Dataset items

- - - -

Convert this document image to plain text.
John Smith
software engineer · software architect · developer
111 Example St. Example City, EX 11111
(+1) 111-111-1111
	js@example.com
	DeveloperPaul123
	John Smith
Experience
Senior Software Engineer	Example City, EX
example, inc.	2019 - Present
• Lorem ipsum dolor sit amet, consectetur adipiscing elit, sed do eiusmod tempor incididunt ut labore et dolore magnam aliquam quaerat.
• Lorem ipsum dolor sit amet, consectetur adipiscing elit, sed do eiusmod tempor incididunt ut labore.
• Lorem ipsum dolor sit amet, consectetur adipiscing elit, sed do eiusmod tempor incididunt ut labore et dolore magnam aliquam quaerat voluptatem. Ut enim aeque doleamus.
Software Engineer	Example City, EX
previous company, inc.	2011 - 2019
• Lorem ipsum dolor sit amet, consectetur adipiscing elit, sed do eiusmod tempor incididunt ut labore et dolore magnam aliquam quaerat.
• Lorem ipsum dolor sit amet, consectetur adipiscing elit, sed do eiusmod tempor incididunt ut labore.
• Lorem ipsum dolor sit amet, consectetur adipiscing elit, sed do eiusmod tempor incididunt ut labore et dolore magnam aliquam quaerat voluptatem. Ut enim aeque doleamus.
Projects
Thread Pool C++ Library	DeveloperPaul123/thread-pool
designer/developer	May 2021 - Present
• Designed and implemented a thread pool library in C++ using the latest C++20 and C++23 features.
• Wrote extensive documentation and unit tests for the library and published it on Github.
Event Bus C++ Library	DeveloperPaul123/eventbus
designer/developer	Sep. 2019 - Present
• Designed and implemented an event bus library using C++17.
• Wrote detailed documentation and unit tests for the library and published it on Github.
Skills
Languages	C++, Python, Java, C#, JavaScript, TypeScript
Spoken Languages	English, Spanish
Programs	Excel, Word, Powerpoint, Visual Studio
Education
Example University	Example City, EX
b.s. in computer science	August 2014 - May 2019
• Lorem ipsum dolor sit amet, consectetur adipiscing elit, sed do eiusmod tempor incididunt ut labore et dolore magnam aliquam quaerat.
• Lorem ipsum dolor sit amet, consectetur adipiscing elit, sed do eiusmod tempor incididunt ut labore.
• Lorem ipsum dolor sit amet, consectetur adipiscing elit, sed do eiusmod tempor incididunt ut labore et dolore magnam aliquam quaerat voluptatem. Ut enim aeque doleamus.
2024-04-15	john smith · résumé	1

- - - -

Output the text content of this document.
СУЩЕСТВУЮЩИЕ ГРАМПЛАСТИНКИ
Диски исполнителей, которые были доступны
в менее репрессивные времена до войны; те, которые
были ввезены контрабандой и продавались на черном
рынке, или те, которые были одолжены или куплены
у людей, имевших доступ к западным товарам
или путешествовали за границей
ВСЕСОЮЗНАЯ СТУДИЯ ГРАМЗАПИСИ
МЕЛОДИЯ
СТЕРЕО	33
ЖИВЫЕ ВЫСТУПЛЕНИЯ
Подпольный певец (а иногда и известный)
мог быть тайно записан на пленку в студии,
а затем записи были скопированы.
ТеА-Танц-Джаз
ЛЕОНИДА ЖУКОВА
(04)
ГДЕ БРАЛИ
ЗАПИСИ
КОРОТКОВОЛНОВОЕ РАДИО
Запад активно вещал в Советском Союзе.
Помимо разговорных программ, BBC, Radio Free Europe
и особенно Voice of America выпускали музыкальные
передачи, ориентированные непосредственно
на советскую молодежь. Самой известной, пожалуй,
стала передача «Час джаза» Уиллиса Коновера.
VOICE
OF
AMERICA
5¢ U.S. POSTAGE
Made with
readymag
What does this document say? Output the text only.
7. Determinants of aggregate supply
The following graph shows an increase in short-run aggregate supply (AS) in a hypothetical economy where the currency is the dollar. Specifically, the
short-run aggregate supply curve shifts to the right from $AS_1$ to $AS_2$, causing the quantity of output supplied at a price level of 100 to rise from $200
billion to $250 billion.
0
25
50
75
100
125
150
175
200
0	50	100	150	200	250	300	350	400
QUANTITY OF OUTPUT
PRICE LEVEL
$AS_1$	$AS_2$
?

- - - -

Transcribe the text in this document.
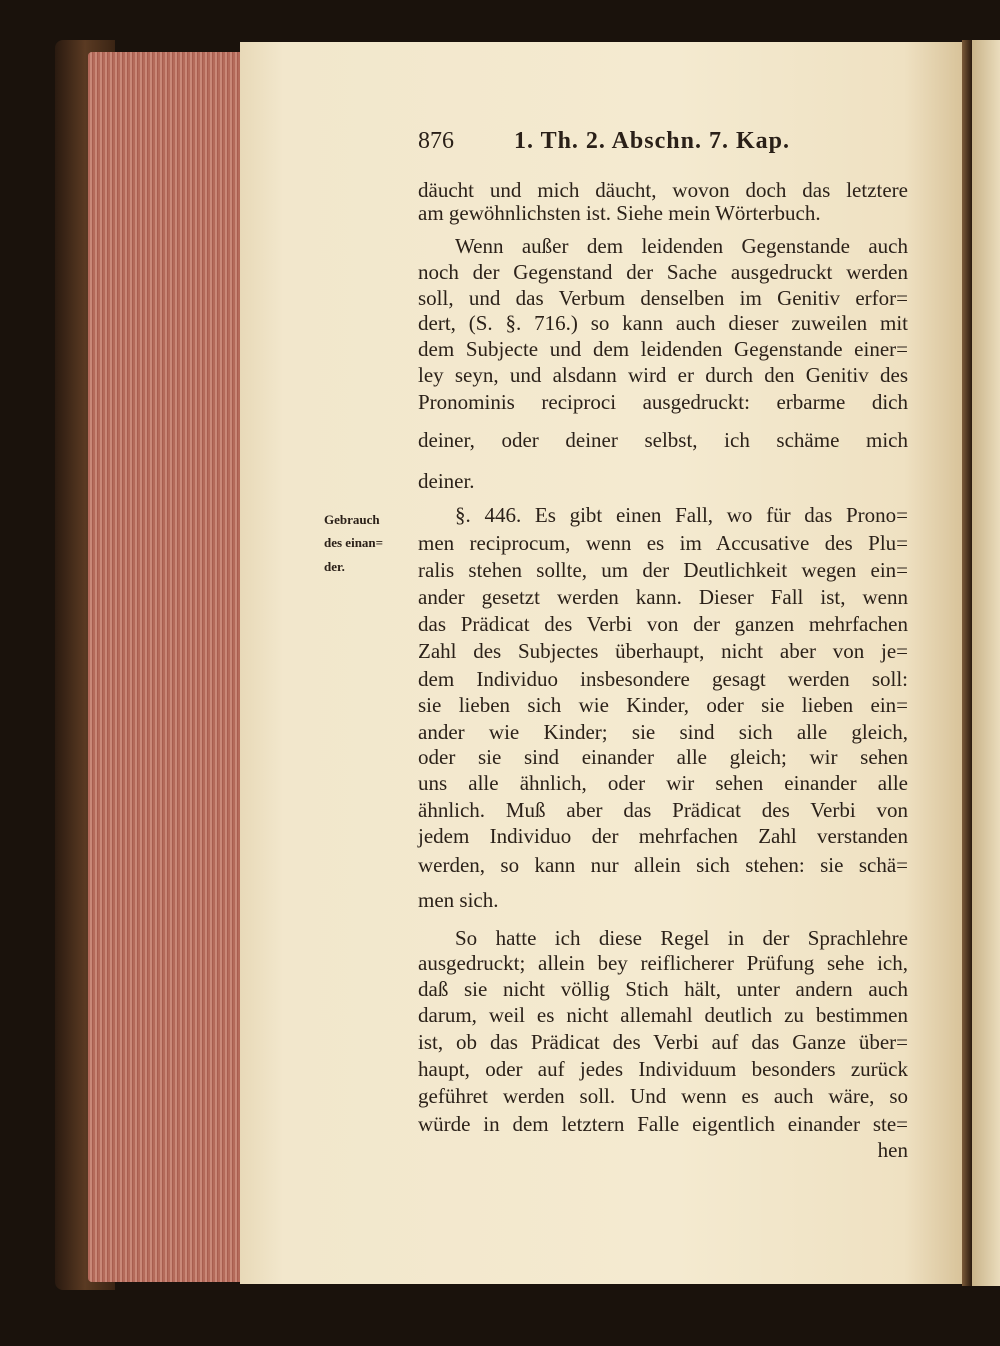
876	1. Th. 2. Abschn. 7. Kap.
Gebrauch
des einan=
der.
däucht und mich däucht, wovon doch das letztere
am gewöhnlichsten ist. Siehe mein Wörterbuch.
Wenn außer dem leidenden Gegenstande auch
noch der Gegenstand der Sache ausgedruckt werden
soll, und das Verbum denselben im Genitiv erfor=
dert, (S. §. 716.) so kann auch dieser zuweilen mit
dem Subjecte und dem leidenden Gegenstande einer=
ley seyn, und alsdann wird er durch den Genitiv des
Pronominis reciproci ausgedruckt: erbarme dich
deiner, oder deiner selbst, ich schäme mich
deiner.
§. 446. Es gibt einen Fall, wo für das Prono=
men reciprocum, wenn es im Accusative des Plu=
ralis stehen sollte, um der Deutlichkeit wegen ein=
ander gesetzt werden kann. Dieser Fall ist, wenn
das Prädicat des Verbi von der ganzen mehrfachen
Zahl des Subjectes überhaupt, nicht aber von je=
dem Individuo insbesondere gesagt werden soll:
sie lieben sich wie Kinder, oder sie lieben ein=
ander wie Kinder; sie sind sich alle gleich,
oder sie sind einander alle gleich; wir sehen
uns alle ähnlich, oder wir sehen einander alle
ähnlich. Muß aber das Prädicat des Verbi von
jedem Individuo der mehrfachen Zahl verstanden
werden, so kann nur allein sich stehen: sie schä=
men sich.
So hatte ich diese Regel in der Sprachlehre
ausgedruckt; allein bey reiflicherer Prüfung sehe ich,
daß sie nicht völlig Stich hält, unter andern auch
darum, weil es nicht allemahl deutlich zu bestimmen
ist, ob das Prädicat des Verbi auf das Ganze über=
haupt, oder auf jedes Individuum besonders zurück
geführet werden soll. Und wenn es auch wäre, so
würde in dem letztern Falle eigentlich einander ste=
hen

- - - -

→ **Request**: Go through the records and copy each line with "this" in it.

→ **Output of the task**:
Convert this document image to plain text.
Output the text content of this document.
What does this document say? Output the text only.
Transcribe the text in this document.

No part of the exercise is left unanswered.